GIVEN TASK:
From the records below, copy every line that contains the word "ASSEMBLY".

RECORDS TO PROCESS:
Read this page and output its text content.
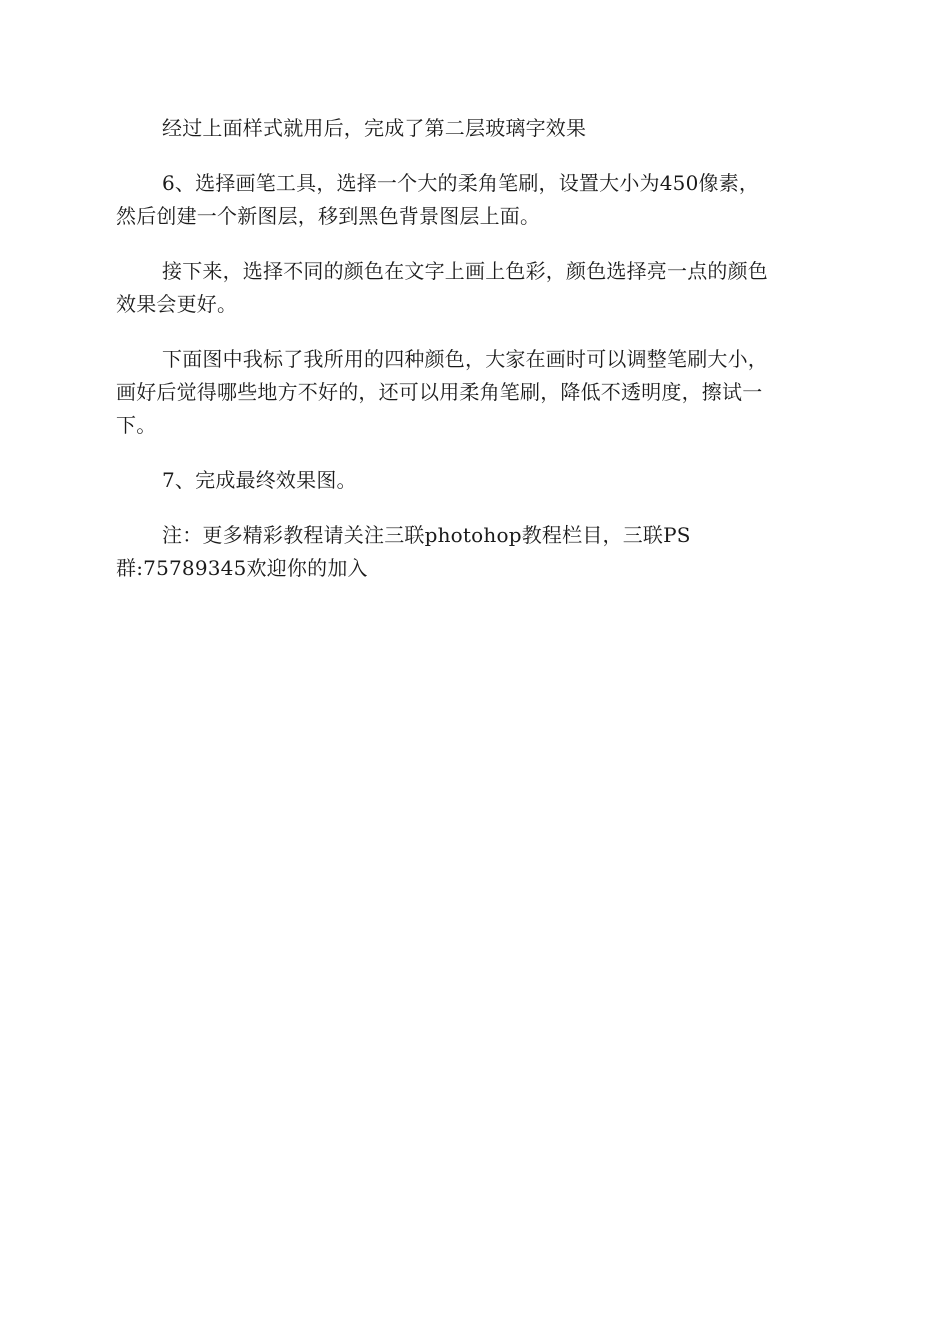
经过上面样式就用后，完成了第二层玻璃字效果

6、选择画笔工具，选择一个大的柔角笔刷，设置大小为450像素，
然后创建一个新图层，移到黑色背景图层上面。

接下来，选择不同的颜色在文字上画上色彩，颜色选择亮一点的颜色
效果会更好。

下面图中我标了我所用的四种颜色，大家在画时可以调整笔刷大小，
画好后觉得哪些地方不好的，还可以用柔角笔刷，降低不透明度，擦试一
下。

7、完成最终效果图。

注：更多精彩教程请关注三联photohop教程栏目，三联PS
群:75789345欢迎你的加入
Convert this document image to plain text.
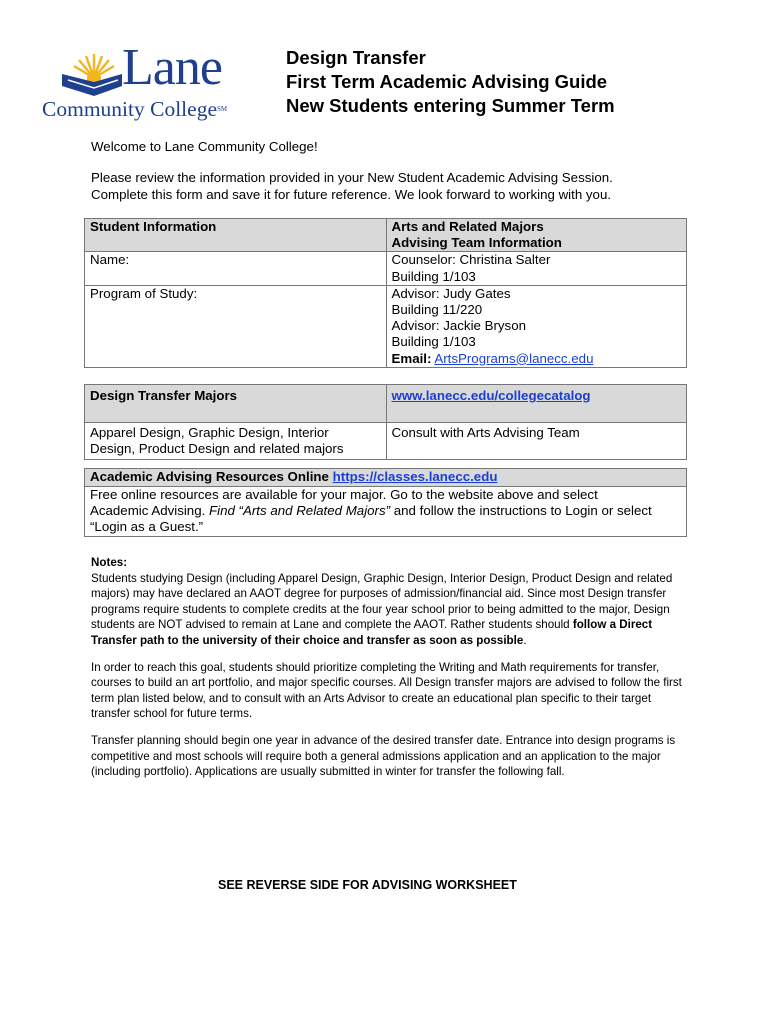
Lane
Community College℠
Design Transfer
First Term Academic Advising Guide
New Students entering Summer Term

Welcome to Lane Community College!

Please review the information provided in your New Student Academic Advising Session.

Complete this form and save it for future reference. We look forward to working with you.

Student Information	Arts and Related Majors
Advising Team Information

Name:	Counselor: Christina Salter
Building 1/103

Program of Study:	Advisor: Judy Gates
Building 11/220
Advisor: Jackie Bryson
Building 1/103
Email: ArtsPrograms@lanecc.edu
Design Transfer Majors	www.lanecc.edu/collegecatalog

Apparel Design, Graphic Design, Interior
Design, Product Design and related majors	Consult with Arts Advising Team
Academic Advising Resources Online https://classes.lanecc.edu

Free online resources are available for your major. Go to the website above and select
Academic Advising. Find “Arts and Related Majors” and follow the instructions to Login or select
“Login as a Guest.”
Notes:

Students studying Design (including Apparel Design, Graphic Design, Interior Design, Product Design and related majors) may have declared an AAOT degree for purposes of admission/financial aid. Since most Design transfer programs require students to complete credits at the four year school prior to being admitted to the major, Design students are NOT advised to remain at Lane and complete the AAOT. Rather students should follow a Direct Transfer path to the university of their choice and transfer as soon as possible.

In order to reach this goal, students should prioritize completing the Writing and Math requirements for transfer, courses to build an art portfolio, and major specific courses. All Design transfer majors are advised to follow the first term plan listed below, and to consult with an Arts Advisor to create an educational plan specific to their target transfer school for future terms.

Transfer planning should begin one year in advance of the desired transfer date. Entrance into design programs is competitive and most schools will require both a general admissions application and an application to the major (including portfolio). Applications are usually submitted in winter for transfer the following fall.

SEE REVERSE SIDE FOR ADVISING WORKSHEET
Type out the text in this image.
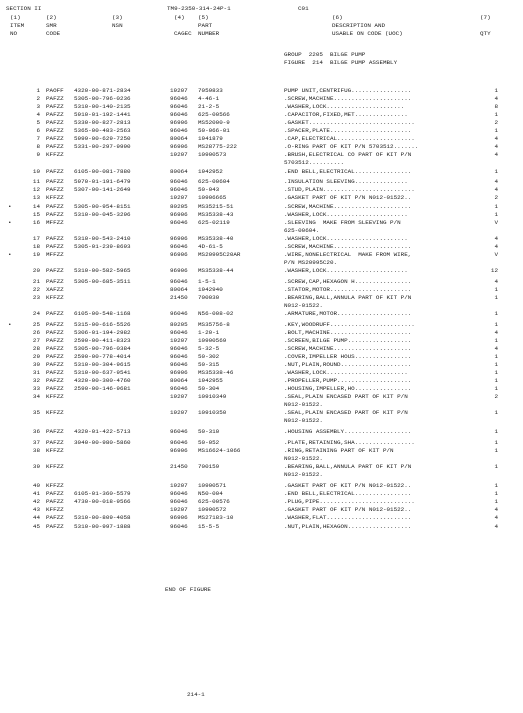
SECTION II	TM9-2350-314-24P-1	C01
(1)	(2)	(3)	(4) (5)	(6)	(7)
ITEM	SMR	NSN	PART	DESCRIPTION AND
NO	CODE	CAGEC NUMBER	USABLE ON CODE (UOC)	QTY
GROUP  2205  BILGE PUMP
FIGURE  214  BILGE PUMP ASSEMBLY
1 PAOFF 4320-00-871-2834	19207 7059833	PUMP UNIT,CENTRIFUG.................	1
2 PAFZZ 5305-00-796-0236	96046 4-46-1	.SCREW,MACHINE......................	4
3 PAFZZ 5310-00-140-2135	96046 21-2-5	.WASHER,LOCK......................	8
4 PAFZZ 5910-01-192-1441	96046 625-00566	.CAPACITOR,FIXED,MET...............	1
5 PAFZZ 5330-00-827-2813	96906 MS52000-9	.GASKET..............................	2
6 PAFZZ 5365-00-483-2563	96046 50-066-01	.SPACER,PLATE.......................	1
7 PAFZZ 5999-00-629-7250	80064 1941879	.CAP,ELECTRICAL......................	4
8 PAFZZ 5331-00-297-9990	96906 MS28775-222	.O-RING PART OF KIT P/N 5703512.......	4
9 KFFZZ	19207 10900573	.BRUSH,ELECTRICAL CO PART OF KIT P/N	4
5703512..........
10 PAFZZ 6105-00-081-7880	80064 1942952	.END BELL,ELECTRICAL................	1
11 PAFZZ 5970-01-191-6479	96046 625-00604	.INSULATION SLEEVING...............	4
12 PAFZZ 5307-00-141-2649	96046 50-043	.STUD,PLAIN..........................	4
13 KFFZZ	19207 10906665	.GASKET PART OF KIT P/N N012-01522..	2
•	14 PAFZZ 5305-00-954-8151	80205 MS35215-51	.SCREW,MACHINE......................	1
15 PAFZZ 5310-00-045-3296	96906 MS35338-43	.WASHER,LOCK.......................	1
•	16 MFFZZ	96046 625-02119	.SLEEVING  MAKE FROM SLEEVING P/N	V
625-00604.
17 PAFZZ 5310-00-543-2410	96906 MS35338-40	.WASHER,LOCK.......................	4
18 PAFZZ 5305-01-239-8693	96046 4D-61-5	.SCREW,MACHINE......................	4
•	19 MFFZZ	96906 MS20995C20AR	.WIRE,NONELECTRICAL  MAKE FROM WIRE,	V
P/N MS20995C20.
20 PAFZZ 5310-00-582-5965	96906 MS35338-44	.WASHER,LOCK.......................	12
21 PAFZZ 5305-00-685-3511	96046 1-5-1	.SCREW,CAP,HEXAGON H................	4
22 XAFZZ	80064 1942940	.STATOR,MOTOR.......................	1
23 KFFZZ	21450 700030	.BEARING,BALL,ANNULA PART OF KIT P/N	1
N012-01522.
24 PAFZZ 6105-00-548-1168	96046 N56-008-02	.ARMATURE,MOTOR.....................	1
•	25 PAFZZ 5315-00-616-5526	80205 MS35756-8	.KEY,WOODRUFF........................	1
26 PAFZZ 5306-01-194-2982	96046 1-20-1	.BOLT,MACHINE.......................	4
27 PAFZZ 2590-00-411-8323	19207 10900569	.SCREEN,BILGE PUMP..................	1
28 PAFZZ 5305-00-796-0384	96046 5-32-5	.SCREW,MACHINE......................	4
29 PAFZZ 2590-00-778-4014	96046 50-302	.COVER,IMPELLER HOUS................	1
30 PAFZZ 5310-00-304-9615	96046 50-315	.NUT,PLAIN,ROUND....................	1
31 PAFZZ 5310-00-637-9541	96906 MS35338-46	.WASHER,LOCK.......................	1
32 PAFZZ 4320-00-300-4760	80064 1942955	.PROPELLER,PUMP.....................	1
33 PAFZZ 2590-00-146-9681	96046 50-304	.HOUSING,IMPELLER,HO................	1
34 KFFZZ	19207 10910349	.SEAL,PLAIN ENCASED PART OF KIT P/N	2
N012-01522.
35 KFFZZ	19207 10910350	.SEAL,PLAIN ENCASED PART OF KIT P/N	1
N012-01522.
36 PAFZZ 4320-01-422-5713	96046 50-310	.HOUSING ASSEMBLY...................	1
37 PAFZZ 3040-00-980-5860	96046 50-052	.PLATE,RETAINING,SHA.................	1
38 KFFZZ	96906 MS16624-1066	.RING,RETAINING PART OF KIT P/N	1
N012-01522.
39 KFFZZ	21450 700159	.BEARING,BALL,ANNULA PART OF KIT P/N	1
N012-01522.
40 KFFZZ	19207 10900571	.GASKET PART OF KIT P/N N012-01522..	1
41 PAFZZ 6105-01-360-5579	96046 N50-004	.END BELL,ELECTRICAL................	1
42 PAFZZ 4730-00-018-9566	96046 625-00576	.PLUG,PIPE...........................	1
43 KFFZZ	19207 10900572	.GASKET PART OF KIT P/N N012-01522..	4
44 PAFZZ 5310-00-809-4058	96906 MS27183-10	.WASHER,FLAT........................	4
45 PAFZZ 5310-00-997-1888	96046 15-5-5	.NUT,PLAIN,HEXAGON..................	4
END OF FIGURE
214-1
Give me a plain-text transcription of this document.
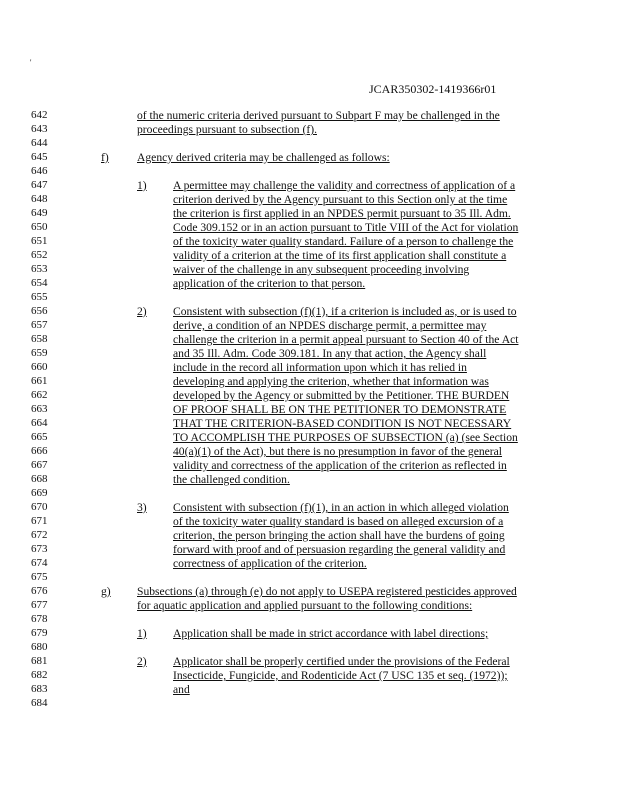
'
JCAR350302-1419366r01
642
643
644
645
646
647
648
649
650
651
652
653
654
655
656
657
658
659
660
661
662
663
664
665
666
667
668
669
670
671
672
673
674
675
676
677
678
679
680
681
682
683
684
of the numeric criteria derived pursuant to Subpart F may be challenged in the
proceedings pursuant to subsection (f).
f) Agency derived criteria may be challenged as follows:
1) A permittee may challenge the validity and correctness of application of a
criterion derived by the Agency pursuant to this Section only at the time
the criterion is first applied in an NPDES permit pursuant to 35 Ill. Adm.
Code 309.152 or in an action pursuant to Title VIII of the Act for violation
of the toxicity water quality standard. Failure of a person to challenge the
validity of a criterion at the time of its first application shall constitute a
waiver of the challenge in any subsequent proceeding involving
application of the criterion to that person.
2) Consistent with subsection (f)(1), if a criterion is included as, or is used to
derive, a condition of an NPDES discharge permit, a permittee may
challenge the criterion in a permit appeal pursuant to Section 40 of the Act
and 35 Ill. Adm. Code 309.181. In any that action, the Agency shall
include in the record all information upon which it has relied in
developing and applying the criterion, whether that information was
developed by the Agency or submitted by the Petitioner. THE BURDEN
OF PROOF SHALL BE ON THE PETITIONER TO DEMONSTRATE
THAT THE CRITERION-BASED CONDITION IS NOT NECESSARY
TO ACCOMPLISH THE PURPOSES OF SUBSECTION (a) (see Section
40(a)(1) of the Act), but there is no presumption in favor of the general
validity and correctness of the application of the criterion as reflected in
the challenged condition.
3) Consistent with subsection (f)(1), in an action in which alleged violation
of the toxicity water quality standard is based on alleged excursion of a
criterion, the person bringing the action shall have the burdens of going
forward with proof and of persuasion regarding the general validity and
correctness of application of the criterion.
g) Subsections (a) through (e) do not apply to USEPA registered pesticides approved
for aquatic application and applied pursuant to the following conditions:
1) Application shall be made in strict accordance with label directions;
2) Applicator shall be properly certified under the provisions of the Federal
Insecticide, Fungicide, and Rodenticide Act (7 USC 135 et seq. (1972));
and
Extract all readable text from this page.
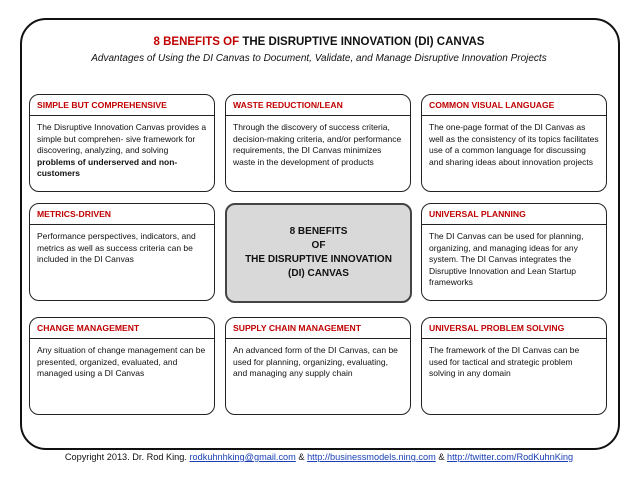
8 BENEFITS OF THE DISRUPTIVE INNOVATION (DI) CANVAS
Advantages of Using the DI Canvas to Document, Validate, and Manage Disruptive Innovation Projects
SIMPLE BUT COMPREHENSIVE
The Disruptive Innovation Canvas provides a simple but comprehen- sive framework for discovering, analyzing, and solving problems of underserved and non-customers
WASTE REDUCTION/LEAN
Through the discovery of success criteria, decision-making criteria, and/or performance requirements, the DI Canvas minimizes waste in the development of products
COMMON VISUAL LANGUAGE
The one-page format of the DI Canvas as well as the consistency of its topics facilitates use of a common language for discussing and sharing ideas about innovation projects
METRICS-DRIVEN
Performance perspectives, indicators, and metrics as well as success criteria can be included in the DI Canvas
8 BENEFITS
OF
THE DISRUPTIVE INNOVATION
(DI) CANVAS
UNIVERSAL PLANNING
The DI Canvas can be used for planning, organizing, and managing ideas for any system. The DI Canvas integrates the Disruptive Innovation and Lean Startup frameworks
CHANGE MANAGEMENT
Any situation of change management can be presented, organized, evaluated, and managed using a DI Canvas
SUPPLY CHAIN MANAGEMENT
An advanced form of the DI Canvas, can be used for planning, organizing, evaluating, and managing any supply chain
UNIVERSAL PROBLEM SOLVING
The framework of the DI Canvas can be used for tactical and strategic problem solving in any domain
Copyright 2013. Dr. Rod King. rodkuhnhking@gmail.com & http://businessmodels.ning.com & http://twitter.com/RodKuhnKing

TASK SOLUTION:
FIGURE  214  BILGE PUMP ASSEMBLY
36 PAFZZ 4320-01-422-5713	96046 50-310	.HOUSING ASSEMBLY...................	1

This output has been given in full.